* BEGIN *
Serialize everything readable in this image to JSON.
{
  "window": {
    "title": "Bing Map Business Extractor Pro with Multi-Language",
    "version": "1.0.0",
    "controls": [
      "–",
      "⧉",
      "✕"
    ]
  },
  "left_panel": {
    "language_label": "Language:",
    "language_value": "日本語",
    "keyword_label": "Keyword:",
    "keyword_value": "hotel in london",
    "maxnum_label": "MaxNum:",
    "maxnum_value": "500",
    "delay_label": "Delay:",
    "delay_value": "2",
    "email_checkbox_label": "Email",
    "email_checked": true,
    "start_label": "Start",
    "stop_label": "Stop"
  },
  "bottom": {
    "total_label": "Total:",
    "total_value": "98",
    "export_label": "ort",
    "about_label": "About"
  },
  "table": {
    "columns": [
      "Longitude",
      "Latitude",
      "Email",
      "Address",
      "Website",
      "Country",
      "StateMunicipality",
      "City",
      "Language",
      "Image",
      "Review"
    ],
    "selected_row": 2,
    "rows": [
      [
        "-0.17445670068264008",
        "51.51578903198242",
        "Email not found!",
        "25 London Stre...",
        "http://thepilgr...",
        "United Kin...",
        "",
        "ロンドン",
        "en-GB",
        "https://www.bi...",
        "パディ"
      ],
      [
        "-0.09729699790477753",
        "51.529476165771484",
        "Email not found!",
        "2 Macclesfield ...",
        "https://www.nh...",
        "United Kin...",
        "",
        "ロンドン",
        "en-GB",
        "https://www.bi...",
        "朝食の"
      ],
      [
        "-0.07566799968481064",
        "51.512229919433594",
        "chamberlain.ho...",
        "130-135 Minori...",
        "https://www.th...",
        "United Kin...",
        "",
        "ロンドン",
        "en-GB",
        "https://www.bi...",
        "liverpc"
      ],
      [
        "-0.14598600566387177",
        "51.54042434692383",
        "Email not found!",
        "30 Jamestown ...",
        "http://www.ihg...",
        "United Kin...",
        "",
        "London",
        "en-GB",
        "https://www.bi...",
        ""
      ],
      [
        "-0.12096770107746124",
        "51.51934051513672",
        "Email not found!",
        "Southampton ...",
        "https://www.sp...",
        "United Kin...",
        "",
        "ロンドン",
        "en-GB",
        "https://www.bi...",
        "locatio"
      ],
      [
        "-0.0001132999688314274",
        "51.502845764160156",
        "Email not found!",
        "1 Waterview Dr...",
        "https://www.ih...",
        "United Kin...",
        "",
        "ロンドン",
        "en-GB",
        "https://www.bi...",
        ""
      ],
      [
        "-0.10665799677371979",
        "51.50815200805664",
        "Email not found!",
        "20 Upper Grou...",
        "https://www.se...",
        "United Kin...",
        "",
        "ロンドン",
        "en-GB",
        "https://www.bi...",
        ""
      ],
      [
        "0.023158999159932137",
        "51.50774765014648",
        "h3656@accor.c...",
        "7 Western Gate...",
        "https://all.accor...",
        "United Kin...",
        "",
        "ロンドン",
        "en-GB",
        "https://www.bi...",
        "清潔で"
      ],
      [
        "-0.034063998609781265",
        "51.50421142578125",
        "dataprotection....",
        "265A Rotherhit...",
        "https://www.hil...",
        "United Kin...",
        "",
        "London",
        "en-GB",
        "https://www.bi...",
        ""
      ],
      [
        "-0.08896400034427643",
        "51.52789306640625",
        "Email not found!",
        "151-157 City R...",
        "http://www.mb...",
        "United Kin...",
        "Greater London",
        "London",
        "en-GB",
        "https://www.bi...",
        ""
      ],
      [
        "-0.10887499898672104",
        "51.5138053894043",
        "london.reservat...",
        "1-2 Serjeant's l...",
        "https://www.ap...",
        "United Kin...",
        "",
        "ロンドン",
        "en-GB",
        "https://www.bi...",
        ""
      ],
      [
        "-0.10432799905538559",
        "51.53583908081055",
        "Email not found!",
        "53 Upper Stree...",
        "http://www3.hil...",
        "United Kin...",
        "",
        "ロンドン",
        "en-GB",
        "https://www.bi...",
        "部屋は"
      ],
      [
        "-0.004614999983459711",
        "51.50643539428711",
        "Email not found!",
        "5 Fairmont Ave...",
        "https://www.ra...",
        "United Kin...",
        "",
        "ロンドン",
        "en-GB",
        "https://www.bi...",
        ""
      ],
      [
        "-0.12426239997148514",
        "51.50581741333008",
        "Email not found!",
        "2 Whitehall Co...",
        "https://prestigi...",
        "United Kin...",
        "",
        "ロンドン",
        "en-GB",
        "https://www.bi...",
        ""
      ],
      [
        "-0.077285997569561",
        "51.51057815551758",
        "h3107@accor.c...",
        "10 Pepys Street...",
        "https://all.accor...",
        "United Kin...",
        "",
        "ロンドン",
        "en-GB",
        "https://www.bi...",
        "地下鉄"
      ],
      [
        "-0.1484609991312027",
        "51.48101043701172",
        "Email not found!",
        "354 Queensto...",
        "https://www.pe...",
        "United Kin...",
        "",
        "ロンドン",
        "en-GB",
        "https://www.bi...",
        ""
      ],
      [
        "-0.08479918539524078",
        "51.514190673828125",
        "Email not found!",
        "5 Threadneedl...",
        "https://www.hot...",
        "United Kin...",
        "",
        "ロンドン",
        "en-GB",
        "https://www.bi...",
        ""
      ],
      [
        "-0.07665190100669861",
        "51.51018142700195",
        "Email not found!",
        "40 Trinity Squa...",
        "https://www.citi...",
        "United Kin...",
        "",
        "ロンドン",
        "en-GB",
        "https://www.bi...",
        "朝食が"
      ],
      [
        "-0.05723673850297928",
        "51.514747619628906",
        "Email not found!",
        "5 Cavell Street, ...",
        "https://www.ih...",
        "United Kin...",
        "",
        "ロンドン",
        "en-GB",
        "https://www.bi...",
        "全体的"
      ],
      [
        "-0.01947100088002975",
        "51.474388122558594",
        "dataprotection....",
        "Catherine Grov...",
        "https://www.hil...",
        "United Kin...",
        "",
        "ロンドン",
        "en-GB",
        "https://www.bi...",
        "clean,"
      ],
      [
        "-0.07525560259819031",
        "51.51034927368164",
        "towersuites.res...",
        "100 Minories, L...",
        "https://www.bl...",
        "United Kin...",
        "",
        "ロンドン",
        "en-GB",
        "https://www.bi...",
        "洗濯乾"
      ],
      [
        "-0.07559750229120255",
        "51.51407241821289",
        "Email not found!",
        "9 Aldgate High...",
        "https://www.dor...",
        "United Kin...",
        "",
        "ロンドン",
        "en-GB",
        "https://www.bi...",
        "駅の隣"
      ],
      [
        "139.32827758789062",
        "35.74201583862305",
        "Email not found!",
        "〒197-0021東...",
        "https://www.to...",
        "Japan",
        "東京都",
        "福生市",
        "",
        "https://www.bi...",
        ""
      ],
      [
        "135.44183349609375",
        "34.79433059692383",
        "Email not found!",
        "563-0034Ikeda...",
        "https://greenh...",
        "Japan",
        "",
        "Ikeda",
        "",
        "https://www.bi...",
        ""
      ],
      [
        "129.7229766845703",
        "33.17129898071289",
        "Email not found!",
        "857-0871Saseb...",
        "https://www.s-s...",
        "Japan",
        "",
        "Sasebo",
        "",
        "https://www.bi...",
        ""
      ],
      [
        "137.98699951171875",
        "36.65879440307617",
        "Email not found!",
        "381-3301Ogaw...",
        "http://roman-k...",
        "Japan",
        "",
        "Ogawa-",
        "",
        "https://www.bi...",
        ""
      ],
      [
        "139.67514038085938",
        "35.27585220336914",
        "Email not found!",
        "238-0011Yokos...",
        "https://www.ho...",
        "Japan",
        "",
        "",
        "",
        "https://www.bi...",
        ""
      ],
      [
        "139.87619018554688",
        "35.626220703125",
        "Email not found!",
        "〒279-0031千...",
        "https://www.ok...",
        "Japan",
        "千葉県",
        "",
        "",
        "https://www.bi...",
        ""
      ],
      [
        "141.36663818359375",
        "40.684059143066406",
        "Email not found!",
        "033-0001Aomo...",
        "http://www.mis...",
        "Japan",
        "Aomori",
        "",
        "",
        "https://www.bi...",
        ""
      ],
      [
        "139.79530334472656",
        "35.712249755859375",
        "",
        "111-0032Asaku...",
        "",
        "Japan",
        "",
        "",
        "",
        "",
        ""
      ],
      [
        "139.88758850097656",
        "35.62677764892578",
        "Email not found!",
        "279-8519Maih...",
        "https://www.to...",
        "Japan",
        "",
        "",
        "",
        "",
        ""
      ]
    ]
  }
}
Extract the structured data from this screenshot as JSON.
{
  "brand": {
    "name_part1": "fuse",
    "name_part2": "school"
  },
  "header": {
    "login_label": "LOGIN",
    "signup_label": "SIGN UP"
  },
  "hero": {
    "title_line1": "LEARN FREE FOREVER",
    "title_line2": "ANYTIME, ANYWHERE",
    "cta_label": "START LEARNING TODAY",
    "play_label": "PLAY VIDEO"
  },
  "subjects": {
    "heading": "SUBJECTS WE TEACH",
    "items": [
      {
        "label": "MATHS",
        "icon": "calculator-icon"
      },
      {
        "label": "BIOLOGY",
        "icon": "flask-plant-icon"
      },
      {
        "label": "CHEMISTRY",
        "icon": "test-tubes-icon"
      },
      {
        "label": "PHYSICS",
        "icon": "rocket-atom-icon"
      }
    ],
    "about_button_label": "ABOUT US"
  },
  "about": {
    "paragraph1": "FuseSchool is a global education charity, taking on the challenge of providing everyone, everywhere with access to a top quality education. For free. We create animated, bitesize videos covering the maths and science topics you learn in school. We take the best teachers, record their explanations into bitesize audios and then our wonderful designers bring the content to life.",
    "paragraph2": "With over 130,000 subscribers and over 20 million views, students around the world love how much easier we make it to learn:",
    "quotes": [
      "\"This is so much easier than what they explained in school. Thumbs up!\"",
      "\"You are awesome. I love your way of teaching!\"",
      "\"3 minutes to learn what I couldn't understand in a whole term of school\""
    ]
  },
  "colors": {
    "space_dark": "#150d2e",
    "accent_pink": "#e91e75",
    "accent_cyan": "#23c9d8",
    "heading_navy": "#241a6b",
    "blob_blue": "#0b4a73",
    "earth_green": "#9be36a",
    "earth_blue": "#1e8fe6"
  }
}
* END *
- Task requirements: Only those lines running from the one containing "Extract the structured" through the last line of the data above are to be copied, exactly, with both ends included.

- Answer to this task:
Extract the structured data from this screenshot as JSON.
{
  "brand": {
    "name_part1": "fuse",
    "name_part2": "school"
  },
  "header": {
    "login_label": "LOGIN",
    "signup_label": "SIGN UP"
  },
  "hero": {
    "title_line1": "LEARN FREE FOREVER",
    "title_line2": "ANYTIME, ANYWHERE",
    "cta_label": "START LEARNING TODAY",
    "play_label": "PLAY VIDEO"
  },
  "subjects": {
    "heading": "SUBJECTS WE TEACH",
    "items": [
      {
        "label": "MATHS",
        "icon": "calculator-icon"
      },
      {
        "label": "BIOLOGY",
        "icon": "flask-plant-icon"
      },
      {
        "label": "CHEMISTRY",
        "icon": "test-tubes-icon"
      },
      {
        "label": "PHYSICS",
        "icon": "rocket-atom-icon"
      }
    ],
    "about_button_label": "ABOUT US"
  },
  "about": {
    "paragraph1": "FuseSchool is a global education charity, taking on the challenge of providing everyone, everywhere with access to a top quality education. For free. We create animated, bitesize videos covering the maths and science topics you learn in school. We take the best teachers, record their explanations into bitesize audios and then our wonderful designers bring the content to life.",
    "paragraph2": "With over 130,000 subscribers and over 20 million views, students around the world love how much easier we make it to learn:",
    "quotes": [
      "\"This is so much easier than what they explained in school. Thumbs up!\"",
      "\"You are awesome. I love your way of teaching!\"",
      "\"3 minutes to learn what I couldn't understand in a whole term of school\""
    ]
  },
  "colors": {
    "space_dark": "#150d2e",
    "accent_pink": "#e91e75",
    "accent_cyan": "#23c9d8",
    "heading_navy": "#241a6b",
    "blob_blue": "#0b4a73",
    "earth_green": "#9be36a",
    "earth_blue": "#1e8fe6"
  }
}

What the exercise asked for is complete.